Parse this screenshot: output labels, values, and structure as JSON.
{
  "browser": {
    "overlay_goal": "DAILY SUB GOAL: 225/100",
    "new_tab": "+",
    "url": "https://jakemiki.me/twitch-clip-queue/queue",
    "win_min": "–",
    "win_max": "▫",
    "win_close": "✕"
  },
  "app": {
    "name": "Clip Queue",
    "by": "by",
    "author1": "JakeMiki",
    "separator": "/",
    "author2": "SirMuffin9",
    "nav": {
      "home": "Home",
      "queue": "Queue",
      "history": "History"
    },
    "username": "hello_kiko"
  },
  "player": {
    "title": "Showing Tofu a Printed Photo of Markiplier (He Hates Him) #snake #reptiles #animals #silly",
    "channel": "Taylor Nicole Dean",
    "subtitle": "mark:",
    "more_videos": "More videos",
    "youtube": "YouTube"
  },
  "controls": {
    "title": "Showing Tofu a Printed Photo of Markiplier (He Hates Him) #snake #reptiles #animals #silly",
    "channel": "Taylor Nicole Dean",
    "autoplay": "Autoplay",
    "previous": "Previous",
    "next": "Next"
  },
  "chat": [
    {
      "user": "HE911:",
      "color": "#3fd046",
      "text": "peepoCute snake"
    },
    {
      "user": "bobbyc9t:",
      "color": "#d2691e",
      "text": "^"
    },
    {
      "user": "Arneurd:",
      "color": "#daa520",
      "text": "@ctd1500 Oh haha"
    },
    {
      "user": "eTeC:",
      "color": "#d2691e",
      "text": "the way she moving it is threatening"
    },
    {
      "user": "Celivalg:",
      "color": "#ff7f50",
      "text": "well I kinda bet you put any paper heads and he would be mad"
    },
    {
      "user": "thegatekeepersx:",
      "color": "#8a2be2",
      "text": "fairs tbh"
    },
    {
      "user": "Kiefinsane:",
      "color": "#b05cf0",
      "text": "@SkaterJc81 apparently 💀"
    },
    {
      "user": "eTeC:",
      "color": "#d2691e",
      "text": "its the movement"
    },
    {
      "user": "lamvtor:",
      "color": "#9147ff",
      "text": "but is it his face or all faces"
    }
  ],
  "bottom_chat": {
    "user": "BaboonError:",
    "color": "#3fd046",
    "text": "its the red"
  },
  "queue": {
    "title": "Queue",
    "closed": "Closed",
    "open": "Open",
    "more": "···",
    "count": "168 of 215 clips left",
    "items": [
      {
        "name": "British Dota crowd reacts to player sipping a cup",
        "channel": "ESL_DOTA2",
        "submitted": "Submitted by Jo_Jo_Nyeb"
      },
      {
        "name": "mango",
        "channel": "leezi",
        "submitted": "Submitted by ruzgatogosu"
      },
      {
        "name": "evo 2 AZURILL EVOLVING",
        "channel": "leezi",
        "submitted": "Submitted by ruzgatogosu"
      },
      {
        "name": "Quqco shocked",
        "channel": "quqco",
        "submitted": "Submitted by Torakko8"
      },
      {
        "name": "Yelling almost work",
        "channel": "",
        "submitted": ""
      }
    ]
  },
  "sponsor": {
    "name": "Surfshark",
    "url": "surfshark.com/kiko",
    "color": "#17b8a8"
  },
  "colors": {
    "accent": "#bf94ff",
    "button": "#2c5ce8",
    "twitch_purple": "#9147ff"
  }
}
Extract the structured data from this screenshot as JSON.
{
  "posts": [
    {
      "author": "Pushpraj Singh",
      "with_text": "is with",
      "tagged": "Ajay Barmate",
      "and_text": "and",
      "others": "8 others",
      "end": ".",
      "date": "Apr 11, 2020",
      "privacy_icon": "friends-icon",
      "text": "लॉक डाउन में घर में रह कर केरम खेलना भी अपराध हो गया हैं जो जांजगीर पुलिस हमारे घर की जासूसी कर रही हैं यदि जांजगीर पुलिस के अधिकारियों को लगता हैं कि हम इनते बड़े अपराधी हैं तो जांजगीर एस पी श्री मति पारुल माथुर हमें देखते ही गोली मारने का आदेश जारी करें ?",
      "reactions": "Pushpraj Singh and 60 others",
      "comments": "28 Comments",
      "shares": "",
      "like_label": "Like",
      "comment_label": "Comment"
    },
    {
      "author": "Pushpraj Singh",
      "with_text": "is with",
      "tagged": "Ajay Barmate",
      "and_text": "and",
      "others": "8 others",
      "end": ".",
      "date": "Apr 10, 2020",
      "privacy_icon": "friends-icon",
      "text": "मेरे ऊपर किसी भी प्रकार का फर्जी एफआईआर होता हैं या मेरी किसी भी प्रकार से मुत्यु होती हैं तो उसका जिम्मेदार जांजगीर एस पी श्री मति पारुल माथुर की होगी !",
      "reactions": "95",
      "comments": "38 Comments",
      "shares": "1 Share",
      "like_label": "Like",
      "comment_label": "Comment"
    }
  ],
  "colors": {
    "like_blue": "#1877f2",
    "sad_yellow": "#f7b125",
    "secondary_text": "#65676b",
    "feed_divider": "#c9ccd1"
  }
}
◇ ◇ ◇ ◇
> **Exercise details**: Each line of the material should be echoed exactly.

> **Completed exercise**:
Parse this screenshot: output labels, values, and structure as JSON.
{
  "browser": {
    "overlay_goal": "DAILY SUB GOAL: 225/100",
    "new_tab": "+",
    "url": "https://jakemiki.me/twitch-clip-queue/queue",
    "win_min": "–",
    "win_max": "▫",
    "win_close": "✕"
  },
  "app": {
    "name": "Clip Queue",
    "by": "by",
    "author1": "JakeMiki",
    "separator": "/",
    "author2": "SirMuffin9",
    "nav": {
      "home": "Home",
      "queue": "Queue",
      "history": "History"
    },
    "username": "hello_kiko"
  },
  "player": {
    "title": "Showing Tofu a Printed Photo of Markiplier (He Hates Him) #snake #reptiles #animals #silly",
    "channel": "Taylor Nicole Dean",
    "subtitle": "mark:",
    "more_videos": "More videos",
    "youtube": "YouTube"
  },
  "controls": {
    "title": "Showing Tofu a Printed Photo of Markiplier (He Hates Him) #snake #reptiles #animals #silly",
    "channel": "Taylor Nicole Dean",
    "autoplay": "Autoplay",
    "previous": "Previous",
    "next": "Next"
  },
  "chat": [
    {
      "user": "HE911:",
      "color": "#3fd046",
      "text": "peepoCute snake"
    },
    {
      "user": "bobbyc9t:",
      "color": "#d2691e",
      "text": "^"
    },
    {
      "user": "Arneurd:",
      "color": "#daa520",
      "text": "@ctd1500 Oh haha"
    },
    {
      "user": "eTeC:",
      "color": "#d2691e",
      "text": "the way she moving it is threatening"
    },
    {
      "user": "Celivalg:",
      "color": "#ff7f50",
      "text": "well I kinda bet you put any paper heads and he would be mad"
    },
    {
      "user": "thegatekeepersx:",
      "color": "#8a2be2",
      "text": "fairs tbh"
    },
    {
      "user": "Kiefinsane:",
      "color": "#b05cf0",
      "text": "@SkaterJc81 apparently 💀"
    },
    {
      "user": "eTeC:",
      "color": "#d2691e",
      "text": "its the movement"
    },
    {
      "user": "lamvtor:",
      "color": "#9147ff",
      "text": "but is it his face or all faces"
    }
  ],
  "bottom_chat": {
    "user": "BaboonError:",
    "color": "#3fd046",
    "text": "its the red"
  },
  "queue": {
    "title": "Queue",
    "closed": "Closed",
    "open": "Open",
    "more": "···",
    "count": "168 of 215 clips left",
    "items": [
      {
        "name": "British Dota crowd reacts to player sipping a cup",
        "channel": "ESL_DOTA2",
        "submitted": "Submitted by Jo_Jo_Nyeb"
      },
      {
        "name": "mango",
        "channel": "leezi",
        "submitted": "Submitted by ruzgatogosu"
      },
      {
        "name": "evo 2 AZURILL EVOLVING",
        "channel": "leezi",
        "submitted": "Submitted by ruzgatogosu"
      },
      {
        "name": "Quqco shocked",
        "channel": "quqco",
        "submitted": "Submitted by Torakko8"
      },
      {
        "name": "Yelling almost work",
        "channel": "",
        "submitted": ""
      }
    ]
  },
  "sponsor": {
    "name": "Surfshark",
    "url": "surfshark.com/kiko",
    "color": "#17b8a8"
  },
  "colors": {
    "accent": "#bf94ff",
    "button": "#2c5ce8",
    "twitch_purple": "#9147ff"
  }
}
Extract the structured data from this screenshot as JSON.
{
  "posts": [
    {
      "author": "Pushpraj Singh",
      "with_text": "is with",
      "tagged": "Ajay Barmate",
      "and_text": "and",
      "others": "8 others",
      "end": ".",
      "date": "Apr 11, 2020",
      "privacy_icon": "friends-icon",
      "text": "लॉक डाउन में घर में रह कर केरम खेलना भी अपराध हो गया हैं जो जांजगीर पुलिस हमारे घर की जासूसी कर रही हैं यदि जांजगीर पुलिस के अधिकारियों को लगता हैं कि हम इनते बड़े अपराधी हैं तो जांजगीर एस पी श्री मति पारुल माथुर हमें देखते ही गोली मारने का आदेश जारी करें ?",
      "reactions": "Pushpraj Singh and 60 others",
      "comments": "28 Comments",
      "shares": "",
      "like_label": "Like",
      "comment_label": "Comment"
    },
    {
      "author": "Pushpraj Singh",
      "with_text": "is with",
      "tagged": "Ajay Barmate",
      "and_text": "and",
      "others": "8 others",
      "end": ".",
      "date": "Apr 10, 2020",
      "privacy_icon": "friends-icon",
      "text": "मेरे ऊपर किसी भी प्रकार का फर्जी एफआईआर होता हैं या मेरी किसी भी प्रकार से मुत्यु होती हैं तो उसका जिम्मेदार जांजगीर एस पी श्री मति पारुल माथुर की होगी !",
      "reactions": "95",
      "comments": "38 Comments",
      "shares": "1 Share",
      "like_label": "Like",
      "comment_label": "Comment"
    }
  ],
  "colors": {
    "like_blue": "#1877f2",
    "sad_yellow": "#f7b125",
    "secondary_text": "#65676b",
    "feed_divider": "#c9ccd1"
  }
}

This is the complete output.